Task to complete:
Note how many lines contain "subtitle" and give that number, with nothing else.

== Information supplied ==

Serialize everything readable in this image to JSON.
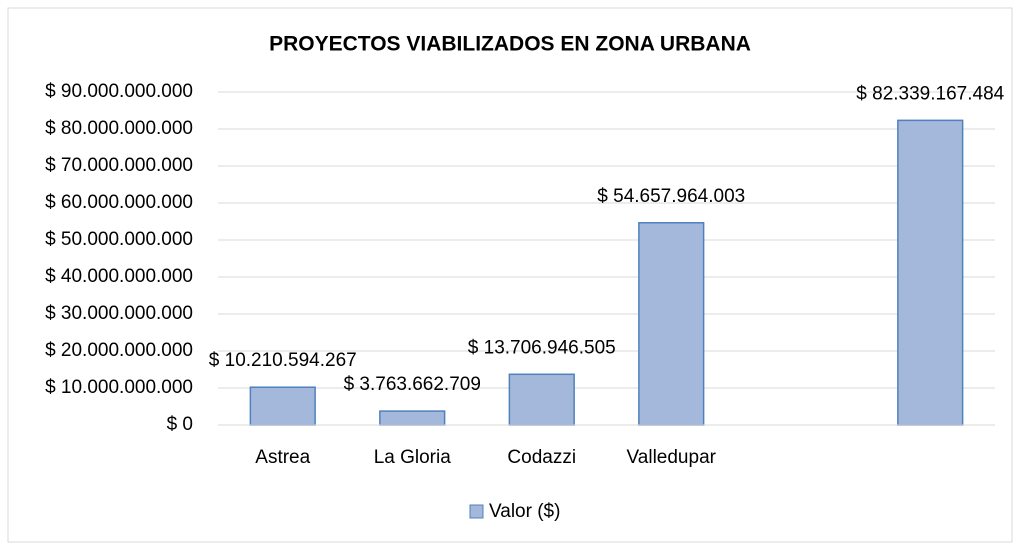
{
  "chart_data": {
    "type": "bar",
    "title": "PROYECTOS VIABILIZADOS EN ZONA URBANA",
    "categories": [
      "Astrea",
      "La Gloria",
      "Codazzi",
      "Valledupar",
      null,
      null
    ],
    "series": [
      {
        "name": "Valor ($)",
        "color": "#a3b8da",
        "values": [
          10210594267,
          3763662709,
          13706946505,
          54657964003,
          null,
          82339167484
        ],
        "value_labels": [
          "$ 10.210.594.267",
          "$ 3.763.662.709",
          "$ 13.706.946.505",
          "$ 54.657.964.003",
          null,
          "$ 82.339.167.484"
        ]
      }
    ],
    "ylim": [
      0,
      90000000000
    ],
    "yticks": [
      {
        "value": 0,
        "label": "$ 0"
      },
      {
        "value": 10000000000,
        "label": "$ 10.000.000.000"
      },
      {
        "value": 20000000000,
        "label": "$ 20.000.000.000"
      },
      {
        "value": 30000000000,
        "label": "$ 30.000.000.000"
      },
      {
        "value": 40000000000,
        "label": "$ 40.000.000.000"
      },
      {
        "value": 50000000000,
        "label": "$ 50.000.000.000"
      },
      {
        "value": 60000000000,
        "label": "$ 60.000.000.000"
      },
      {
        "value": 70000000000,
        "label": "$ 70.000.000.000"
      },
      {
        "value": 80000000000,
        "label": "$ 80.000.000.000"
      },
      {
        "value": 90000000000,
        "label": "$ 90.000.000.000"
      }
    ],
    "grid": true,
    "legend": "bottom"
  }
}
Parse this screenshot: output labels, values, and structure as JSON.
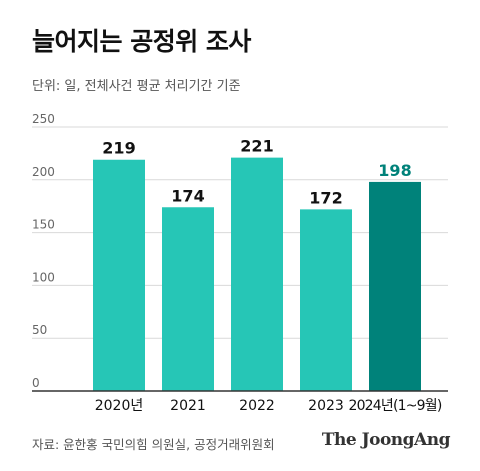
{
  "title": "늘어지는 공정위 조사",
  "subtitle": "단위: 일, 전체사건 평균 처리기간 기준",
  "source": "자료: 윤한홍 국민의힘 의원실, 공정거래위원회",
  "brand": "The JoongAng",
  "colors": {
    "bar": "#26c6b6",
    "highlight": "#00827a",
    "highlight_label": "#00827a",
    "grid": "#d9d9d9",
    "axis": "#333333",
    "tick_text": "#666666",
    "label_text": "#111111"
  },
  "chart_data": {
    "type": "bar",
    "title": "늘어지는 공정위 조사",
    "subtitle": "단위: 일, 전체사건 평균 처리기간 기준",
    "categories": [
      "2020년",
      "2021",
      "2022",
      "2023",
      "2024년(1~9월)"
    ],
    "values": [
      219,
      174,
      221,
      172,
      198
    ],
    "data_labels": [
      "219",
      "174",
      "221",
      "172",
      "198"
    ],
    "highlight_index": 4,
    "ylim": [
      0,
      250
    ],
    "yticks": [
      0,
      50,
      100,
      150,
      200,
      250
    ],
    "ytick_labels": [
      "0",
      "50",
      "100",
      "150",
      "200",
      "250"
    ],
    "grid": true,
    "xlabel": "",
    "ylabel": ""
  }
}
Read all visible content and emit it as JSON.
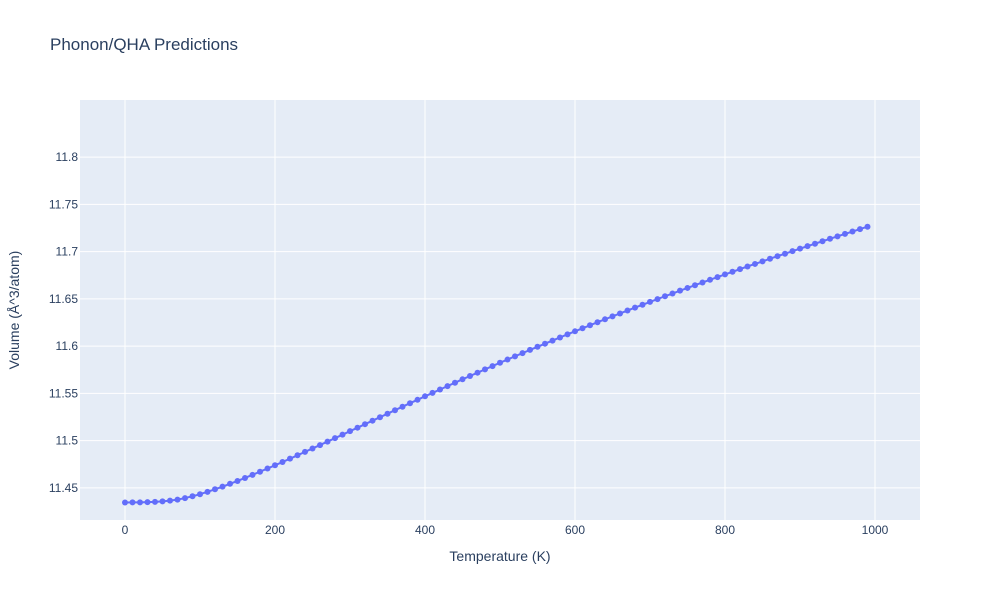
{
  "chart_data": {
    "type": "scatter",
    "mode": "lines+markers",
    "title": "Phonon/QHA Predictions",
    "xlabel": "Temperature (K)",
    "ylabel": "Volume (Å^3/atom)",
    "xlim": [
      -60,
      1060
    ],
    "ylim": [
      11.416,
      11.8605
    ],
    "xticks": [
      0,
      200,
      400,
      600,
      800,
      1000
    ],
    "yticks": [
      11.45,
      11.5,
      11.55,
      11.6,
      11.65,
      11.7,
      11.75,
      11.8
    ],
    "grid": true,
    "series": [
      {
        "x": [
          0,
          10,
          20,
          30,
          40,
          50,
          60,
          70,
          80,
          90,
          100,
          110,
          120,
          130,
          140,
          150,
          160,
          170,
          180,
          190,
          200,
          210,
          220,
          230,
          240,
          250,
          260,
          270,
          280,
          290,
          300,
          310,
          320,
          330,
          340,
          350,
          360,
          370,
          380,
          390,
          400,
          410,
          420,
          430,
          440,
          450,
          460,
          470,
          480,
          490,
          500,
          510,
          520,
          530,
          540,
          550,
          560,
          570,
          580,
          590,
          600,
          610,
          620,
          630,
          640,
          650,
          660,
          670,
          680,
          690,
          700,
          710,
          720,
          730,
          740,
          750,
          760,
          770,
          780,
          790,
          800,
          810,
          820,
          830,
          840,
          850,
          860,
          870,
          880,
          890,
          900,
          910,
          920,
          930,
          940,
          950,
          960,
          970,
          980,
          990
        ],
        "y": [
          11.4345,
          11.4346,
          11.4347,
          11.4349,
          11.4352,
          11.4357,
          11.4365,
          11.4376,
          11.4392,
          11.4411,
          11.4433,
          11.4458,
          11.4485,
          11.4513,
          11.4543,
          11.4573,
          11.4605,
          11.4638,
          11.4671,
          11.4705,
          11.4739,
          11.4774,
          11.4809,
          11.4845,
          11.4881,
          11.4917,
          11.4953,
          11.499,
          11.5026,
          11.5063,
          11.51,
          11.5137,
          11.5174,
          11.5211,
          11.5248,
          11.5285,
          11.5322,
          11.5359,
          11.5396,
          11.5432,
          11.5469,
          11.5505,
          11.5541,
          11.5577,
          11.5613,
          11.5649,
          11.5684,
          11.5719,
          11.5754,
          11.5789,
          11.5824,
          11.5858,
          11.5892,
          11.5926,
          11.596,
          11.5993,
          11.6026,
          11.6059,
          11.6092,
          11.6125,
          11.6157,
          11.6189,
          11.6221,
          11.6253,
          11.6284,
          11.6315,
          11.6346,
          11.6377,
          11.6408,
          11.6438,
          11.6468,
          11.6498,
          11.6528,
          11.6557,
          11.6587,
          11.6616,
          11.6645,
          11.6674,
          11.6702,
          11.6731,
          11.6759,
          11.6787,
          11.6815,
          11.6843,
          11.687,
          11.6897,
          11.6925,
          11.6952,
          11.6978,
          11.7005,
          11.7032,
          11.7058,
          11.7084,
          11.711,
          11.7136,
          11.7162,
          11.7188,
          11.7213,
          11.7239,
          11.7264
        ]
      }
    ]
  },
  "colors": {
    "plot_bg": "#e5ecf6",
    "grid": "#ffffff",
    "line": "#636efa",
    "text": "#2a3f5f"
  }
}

===

The completed task:
2